» **DATA LINES**
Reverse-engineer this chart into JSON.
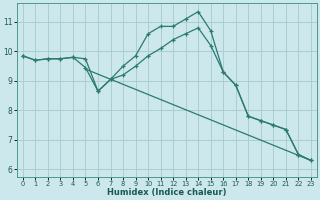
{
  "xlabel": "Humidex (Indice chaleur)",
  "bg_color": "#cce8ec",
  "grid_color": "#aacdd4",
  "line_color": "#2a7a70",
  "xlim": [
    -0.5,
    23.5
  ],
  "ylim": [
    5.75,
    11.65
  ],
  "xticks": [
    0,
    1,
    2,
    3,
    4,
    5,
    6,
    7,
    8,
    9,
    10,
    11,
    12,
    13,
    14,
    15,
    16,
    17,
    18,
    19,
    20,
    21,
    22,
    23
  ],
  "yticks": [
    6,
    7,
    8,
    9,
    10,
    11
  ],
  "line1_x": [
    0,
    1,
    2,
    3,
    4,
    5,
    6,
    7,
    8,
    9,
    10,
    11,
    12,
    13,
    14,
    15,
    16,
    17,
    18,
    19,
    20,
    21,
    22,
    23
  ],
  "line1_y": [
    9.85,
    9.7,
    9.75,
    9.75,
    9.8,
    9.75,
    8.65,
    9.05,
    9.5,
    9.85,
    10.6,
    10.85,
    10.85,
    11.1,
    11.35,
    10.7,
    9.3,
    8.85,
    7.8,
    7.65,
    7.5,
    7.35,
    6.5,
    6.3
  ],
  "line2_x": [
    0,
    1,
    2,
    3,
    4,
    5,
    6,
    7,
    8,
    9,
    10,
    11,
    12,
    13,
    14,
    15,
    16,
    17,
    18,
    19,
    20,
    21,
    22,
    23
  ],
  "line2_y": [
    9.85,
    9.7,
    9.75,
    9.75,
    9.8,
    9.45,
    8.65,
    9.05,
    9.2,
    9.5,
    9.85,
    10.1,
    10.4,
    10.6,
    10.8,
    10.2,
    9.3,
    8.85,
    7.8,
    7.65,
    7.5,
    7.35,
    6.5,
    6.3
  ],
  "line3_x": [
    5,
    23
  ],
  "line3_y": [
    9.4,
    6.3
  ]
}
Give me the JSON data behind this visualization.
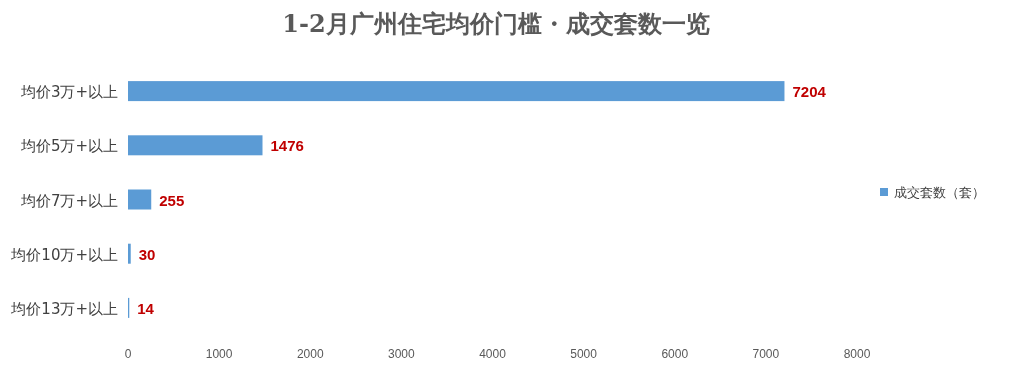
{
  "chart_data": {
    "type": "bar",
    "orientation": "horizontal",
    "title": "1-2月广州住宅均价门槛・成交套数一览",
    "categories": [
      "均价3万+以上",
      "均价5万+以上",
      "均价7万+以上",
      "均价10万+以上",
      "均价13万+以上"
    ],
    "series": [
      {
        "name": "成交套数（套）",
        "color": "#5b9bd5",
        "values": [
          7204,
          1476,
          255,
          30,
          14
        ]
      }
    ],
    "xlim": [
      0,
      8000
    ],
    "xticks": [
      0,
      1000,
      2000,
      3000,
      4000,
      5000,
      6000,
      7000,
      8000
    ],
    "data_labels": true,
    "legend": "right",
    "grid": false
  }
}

» **JOB**
Starting from the line where "Give me the" appears, copy every line through the end of the material, both ends included, but no pictures.

» **TASK RESULT**
Give me the JSON data behind this visualization.
{
  "chart_data": {
    "type": "bar",
    "orientation": "horizontal",
    "title": "1-2月广州住宅均价门槛・成交套数一览",
    "categories": [
      "均价3万+以上",
      "均价5万+以上",
      "均价7万+以上",
      "均价10万+以上",
      "均价13万+以上"
    ],
    "series": [
      {
        "name": "成交套数（套）",
        "color": "#5b9bd5",
        "values": [
          7204,
          1476,
          255,
          30,
          14
        ]
      }
    ],
    "xlim": [
      0,
      8000
    ],
    "xticks": [
      0,
      1000,
      2000,
      3000,
      4000,
      5000,
      6000,
      7000,
      8000
    ],
    "data_labels": true,
    "legend": "right",
    "grid": false
  }
}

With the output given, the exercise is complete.